About this task: Any picture in the material should be left out, while all other lines are copied exactly.

#####

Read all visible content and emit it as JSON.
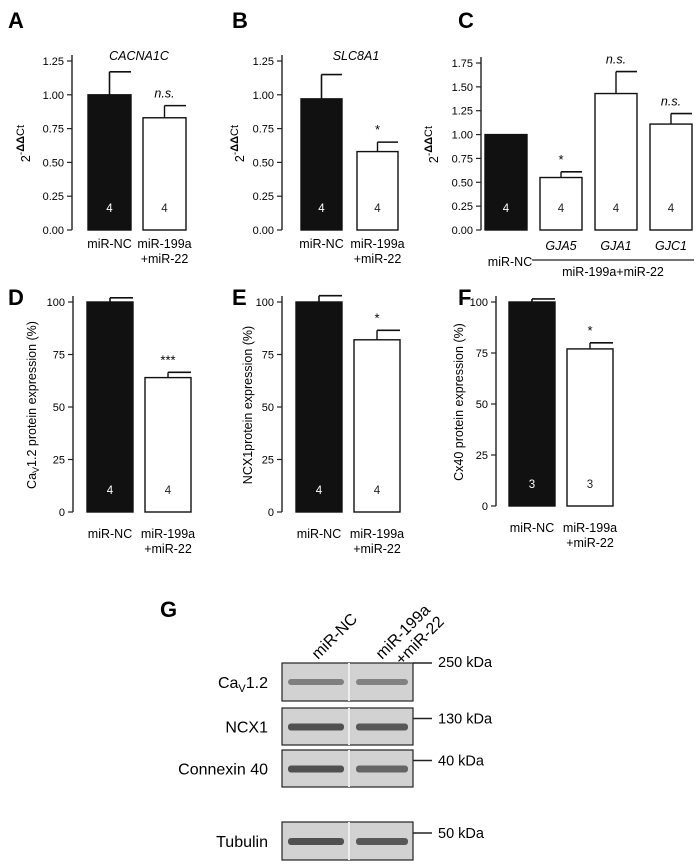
{
  "chart_data": [
    {
      "panel": "A",
      "type": "bar",
      "title": "CACNA1C",
      "ylabel": "2^-ΔΔCt",
      "ylim": [
        0,
        1.25
      ],
      "yticks": [
        "0.00",
        "0.25",
        "0.50",
        "0.75",
        "1.00",
        "1.25"
      ],
      "categories": [
        "miR-NC",
        "miR-199a\n+miR-22"
      ],
      "values": [
        1.0,
        0.83
      ],
      "errors": [
        0.17,
        0.09
      ],
      "n": [
        "4",
        "4"
      ],
      "sig": [
        "",
        "n.s."
      ]
    },
    {
      "panel": "B",
      "type": "bar",
      "title": "SLC8A1",
      "ylabel": "2^-ΔΔCt",
      "ylim": [
        0,
        1.25
      ],
      "yticks": [
        "0.00",
        "0.25",
        "0.50",
        "0.75",
        "1.00",
        "1.25"
      ],
      "categories": [
        "miR-NC",
        "miR-199a\n+miR-22"
      ],
      "values": [
        0.97,
        0.58
      ],
      "errors": [
        0.18,
        0.07
      ],
      "n": [
        "4",
        "4"
      ],
      "sig": [
        "",
        "*"
      ]
    },
    {
      "panel": "C",
      "type": "bar",
      "title": "",
      "ylabel": "2^-ΔΔCt",
      "ylim": [
        0,
        1.75
      ],
      "yticks": [
        "0.00",
        "0.25",
        "0.50",
        "0.75",
        "1.00",
        "1.25",
        "1.50",
        "1.75"
      ],
      "categories": [
        "miR-NC",
        "GJA5",
        "GJA1",
        "GJC1"
      ],
      "group_label": "miR-199a+miR-22",
      "values": [
        1.0,
        0.55,
        1.43,
        1.11
      ],
      "errors": [
        0.0,
        0.06,
        0.23,
        0.11
      ],
      "n": [
        "4",
        "4",
        "4",
        "4"
      ],
      "sig": [
        "",
        "*",
        "n.s.",
        "n.s."
      ]
    },
    {
      "panel": "D",
      "type": "bar",
      "title": "",
      "ylabel": "CaV1.2 protein expression (%)",
      "ylim": [
        0,
        110
      ],
      "yticks": [
        "0",
        "25",
        "50",
        "75",
        "100"
      ],
      "categories": [
        "miR-NC",
        "miR-199a\n+miR-22"
      ],
      "values": [
        100,
        64
      ],
      "errors": [
        2,
        2.5
      ],
      "n": [
        "4",
        "4"
      ],
      "sig": [
        "",
        "***"
      ]
    },
    {
      "panel": "E",
      "type": "bar",
      "title": "",
      "ylabel": "NCX1protein expression (%)",
      "ylim": [
        0,
        110
      ],
      "yticks": [
        "0",
        "25",
        "50",
        "75",
        "100"
      ],
      "categories": [
        "miR-NC",
        "miR-199a\n+miR-22"
      ],
      "values": [
        100,
        82
      ],
      "errors": [
        3,
        4.5
      ],
      "n": [
        "4",
        "4"
      ],
      "sig": [
        "",
        "*"
      ]
    },
    {
      "panel": "F",
      "type": "bar",
      "title": "",
      "ylabel": "Cx40 protein expression (%)",
      "ylim": [
        0,
        110
      ],
      "yticks": [
        "0",
        "25",
        "50",
        "75",
        "100"
      ],
      "categories": [
        "miR-NC",
        "miR-199a\n+miR-22"
      ],
      "values": [
        100,
        77
      ],
      "errors": [
        1.5,
        3
      ],
      "n": [
        "3",
        "3"
      ],
      "sig": [
        "",
        "*"
      ]
    }
  ],
  "western_blot": {
    "panel": "G",
    "lanes": [
      "miR-NC",
      "miR-199a\n+miR-22"
    ],
    "rows": [
      {
        "label": "CaV1.2",
        "kda": "250 kDa"
      },
      {
        "label": "NCX1",
        "kda": "130 kDa"
      },
      {
        "label": "Connexin 40",
        "kda": "40 kDa"
      },
      {
        "label": "Tubulin",
        "kda": "50 kDa"
      }
    ]
  },
  "colors": {
    "control_bar": "#111111",
    "treated_bar": "#ffffff",
    "axis": "#222222",
    "blot_bg": "#d2d2d2",
    "blot_band": "#3a3a3a"
  }
}
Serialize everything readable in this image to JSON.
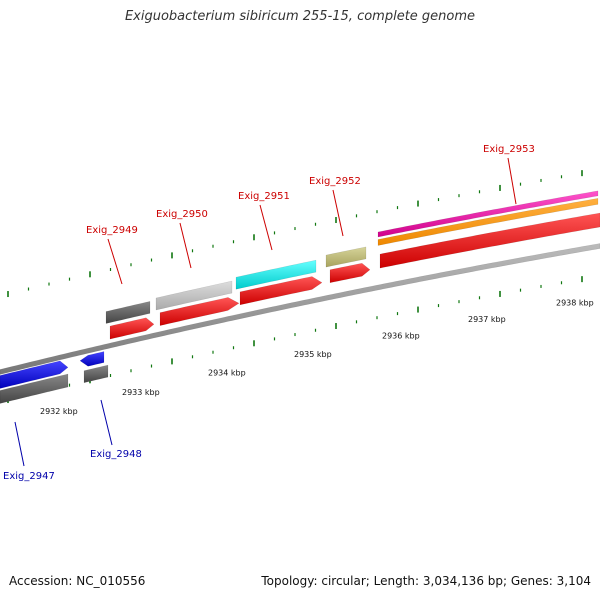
{
  "title": "Exiguobacterium sibiricum 255-15, complete genome",
  "footer": {
    "accession": "Accession: NC_010556",
    "summary": "Topology: circular; Length: 3,034,136 bp; Genes: 3,104"
  },
  "colors": {
    "forward_label": "#cc0000",
    "reverse_label": "#0000aa",
    "backbone": "#888888",
    "tick": "#117711",
    "cds": "#ff0000",
    "reverse_gene": "#0000ee"
  },
  "scale_labels": [
    "2932 kbp",
    "2933 kbp",
    "2934 kbp",
    "2935 kbp",
    "2936 kbp",
    "2937 kbp",
    "2938 kbp"
  ],
  "genes": [
    {
      "name": "Exig_2947",
      "strand": "reverse"
    },
    {
      "name": "Exig_2948",
      "strand": "reverse"
    },
    {
      "name": "Exig_2949",
      "strand": "forward"
    },
    {
      "name": "Exig_2950",
      "strand": "forward"
    },
    {
      "name": "Exig_2951",
      "strand": "forward"
    },
    {
      "name": "Exig_2952",
      "strand": "forward"
    },
    {
      "name": "Exig_2953",
      "strand": "forward"
    }
  ]
}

#####

Solution to this problem:
Read all visible content and emit it as JSON.
{
  "chart_data": [
    {
      "panel": "A",
      "type": "bar",
      "title": "CACNA1C",
      "ylabel": "2^-ΔΔCt",
      "ylim": [
        0,
        1.25
      ],
      "yticks": [
        "0.00",
        "0.25",
        "0.50",
        "0.75",
        "1.00",
        "1.25"
      ],
      "categories": [
        "miR-NC",
        "miR-199a\n+miR-22"
      ],
      "values": [
        1.0,
        0.83
      ],
      "errors": [
        0.17,
        0.09
      ],
      "n": [
        "4",
        "4"
      ],
      "sig": [
        "",
        "n.s."
      ]
    },
    {
      "panel": "B",
      "type": "bar",
      "title": "SLC8A1",
      "ylabel": "2^-ΔΔCt",
      "ylim": [
        0,
        1.25
      ],
      "yticks": [
        "0.00",
        "0.25",
        "0.50",
        "0.75",
        "1.00",
        "1.25"
      ],
      "categories": [
        "miR-NC",
        "miR-199a\n+miR-22"
      ],
      "values": [
        0.97,
        0.58
      ],
      "errors": [
        0.18,
        0.07
      ],
      "n": [
        "4",
        "4"
      ],
      "sig": [
        "",
        "*"
      ]
    },
    {
      "panel": "C",
      "type": "bar",
      "title": "",
      "ylabel": "2^-ΔΔCt",
      "ylim": [
        0,
        1.75
      ],
      "yticks": [
        "0.00",
        "0.25",
        "0.50",
        "0.75",
        "1.00",
        "1.25",
        "1.50",
        "1.75"
      ],
      "categories": [
        "miR-NC",
        "GJA5",
        "GJA1",
        "GJC1"
      ],
      "group_label": "miR-199a+miR-22",
      "values": [
        1.0,
        0.55,
        1.43,
        1.11
      ],
      "errors": [
        0.0,
        0.06,
        0.23,
        0.11
      ],
      "n": [
        "4",
        "4",
        "4",
        "4"
      ],
      "sig": [
        "",
        "*",
        "n.s.",
        "n.s."
      ]
    },
    {
      "panel": "D",
      "type": "bar",
      "title": "",
      "ylabel": "CaV1.2 protein expression (%)",
      "ylim": [
        0,
        110
      ],
      "yticks": [
        "0",
        "25",
        "50",
        "75",
        "100"
      ],
      "categories": [
        "miR-NC",
        "miR-199a\n+miR-22"
      ],
      "values": [
        100,
        64
      ],
      "errors": [
        2,
        2.5
      ],
      "n": [
        "4",
        "4"
      ],
      "sig": [
        "",
        "***"
      ]
    },
    {
      "panel": "E",
      "type": "bar",
      "title": "",
      "ylabel": "NCX1protein expression (%)",
      "ylim": [
        0,
        110
      ],
      "yticks": [
        "0",
        "25",
        "50",
        "75",
        "100"
      ],
      "categories": [
        "miR-NC",
        "miR-199a\n+miR-22"
      ],
      "values": [
        100,
        82
      ],
      "errors": [
        3,
        4.5
      ],
      "n": [
        "4",
        "4"
      ],
      "sig": [
        "",
        "*"
      ]
    },
    {
      "panel": "F",
      "type": "bar",
      "title": "",
      "ylabel": "Cx40 protein expression (%)",
      "ylim": [
        0,
        110
      ],
      "yticks": [
        "0",
        "25",
        "50",
        "75",
        "100"
      ],
      "categories": [
        "miR-NC",
        "miR-199a\n+miR-22"
      ],
      "values": [
        100,
        77
      ],
      "errors": [
        1.5,
        3
      ],
      "n": [
        "3",
        "3"
      ],
      "sig": [
        "",
        "*"
      ]
    }
  ],
  "western_blot": {
    "panel": "G",
    "lanes": [
      "miR-NC",
      "miR-199a\n+miR-22"
    ],
    "rows": [
      {
        "label": "CaV1.2",
        "kda": "250 kDa"
      },
      {
        "label": "NCX1",
        "kda": "130 kDa"
      },
      {
        "label": "Connexin 40",
        "kda": "40 kDa"
      },
      {
        "label": "Tubulin",
        "kda": "50 kDa"
      }
    ]
  },
  "colors": {
    "control_bar": "#111111",
    "treated_bar": "#ffffff",
    "axis": "#222222",
    "blot_bg": "#d2d2d2",
    "blot_band": "#3a3a3a"
  }
}
Serialize everything readable in this image to JSON.
{
  "title": "Exiguobacterium sibiricum 255-15, complete genome",
  "footer": {
    "accession": "Accession: NC_010556",
    "summary": "Topology: circular; Length: 3,034,136 bp; Genes: 3,104"
  },
  "colors": {
    "forward_label": "#cc0000",
    "reverse_label": "#0000aa",
    "backbone": "#888888",
    "tick": "#117711",
    "cds": "#ff0000",
    "reverse_gene": "#0000ee"
  },
  "scale_labels": [
    "2932 kbp",
    "2933 kbp",
    "2934 kbp",
    "2935 kbp",
    "2936 kbp",
    "2937 kbp",
    "2938 kbp"
  ],
  "genes": [
    {
      "name": "Exig_2947",
      "strand": "reverse"
    },
    {
      "name": "Exig_2948",
      "strand": "reverse"
    },
    {
      "name": "Exig_2949",
      "strand": "forward"
    },
    {
      "name": "Exig_2950",
      "strand": "forward"
    },
    {
      "name": "Exig_2951",
      "strand": "forward"
    },
    {
      "name": "Exig_2952",
      "strand": "forward"
    },
    {
      "name": "Exig_2953",
      "strand": "forward"
    }
  ]
}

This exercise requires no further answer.